━━━ Supplied information

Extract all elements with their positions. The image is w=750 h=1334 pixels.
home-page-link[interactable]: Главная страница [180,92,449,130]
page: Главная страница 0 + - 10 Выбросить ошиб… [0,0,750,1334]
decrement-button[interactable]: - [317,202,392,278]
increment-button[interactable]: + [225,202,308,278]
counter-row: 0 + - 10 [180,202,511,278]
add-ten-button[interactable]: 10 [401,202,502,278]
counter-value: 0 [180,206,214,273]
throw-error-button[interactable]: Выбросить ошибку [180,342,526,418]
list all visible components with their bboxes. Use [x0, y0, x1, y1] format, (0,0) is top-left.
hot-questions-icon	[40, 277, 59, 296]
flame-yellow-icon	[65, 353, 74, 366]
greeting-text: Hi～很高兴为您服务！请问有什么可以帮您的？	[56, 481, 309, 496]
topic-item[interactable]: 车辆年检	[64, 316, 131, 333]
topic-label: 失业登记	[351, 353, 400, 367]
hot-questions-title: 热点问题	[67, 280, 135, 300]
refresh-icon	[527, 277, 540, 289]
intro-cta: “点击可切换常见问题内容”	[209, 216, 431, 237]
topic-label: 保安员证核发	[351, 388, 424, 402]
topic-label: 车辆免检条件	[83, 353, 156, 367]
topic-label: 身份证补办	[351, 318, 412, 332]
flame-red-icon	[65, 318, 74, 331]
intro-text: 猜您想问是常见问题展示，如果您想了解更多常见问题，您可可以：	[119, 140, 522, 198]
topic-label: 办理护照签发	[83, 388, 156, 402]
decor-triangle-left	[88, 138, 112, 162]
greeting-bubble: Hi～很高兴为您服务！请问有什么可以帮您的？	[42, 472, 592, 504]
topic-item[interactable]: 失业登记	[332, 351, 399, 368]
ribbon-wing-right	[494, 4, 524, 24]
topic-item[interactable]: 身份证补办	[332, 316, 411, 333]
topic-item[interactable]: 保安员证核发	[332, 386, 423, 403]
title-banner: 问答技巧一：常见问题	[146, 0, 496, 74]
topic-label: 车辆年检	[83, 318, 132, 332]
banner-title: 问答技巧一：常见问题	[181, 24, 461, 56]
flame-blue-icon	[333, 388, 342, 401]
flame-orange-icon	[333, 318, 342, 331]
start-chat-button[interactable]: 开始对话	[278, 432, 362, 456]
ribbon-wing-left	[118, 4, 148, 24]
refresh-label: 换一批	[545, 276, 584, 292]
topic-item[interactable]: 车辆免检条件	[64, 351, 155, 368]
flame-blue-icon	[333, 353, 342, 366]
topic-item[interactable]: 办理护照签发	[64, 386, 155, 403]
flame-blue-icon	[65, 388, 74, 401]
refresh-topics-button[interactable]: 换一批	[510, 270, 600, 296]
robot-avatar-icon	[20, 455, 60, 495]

━━━━━━

**Work to complete:** Quote the listing above word for word, everything from its first line down to the line containing "280, 135, 300]", with that line included.

**Result for this task:**
Extract all elements with their positions. The image is w=750 h=1334 pixels.
home-page-link[interactable]: Главная страница [180,92,449,130]
page: Главная страница 0 + - 10 Выбросить ошиб… [0,0,750,1334]
decrement-button[interactable]: - [317,202,392,278]
increment-button[interactable]: + [225,202,308,278]
counter-row: 0 + - 10 [180,202,511,278]
add-ten-button[interactable]: 10 [401,202,502,278]
counter-value: 0 [180,206,214,273]
throw-error-button[interactable]: Выбросить ошибку [180,342,526,418]
list all visible components with their bboxes. Use [x0, y0, x1, y1] format, (0,0) is top-left.
hot-questions-icon	[40, 277, 59, 296]
flame-yellow-icon	[65, 353, 74, 366]
greeting-text: Hi～很高兴为您服务！请问有什么可以帮您的？	[56, 481, 309, 496]
topic-item[interactable]: 车辆年检	[64, 316, 131, 333]
topic-label: 失业登记	[351, 353, 400, 367]
hot-questions-title: 热点问题	[67, 280, 135, 300]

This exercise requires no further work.